## The request
Return all of the entries exactly as written.

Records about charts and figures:
──────────────────────────────
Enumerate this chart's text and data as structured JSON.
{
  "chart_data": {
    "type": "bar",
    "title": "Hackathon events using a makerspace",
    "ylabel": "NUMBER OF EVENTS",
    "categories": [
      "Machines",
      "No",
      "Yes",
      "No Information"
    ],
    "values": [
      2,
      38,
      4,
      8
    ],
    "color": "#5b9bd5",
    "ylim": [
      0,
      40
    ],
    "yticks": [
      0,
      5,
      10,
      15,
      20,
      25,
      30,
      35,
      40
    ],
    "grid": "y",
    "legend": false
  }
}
──────────────────────────────
## Task output
Enumerate this chart's text and data as structured JSON.
{
  "chart_data": {
    "type": "bar",
    "title": "Hackathon events using a makerspace",
    "ylabel": "NUMBER OF EVENTS",
    "categories": [
      "Machines",
      "No",
      "Yes",
      "No Information"
    ],
    "values": [
      2,
      38,
      4,
      8
    ],
    "color": "#5b9bd5",
    "ylim": [
      0,
      40
    ],
    "yticks": [
      0,
      5,
      10,
      15,
      20,
      25,
      30,
      35,
      40
    ],
    "grid": "y",
    "legend": false
  }
}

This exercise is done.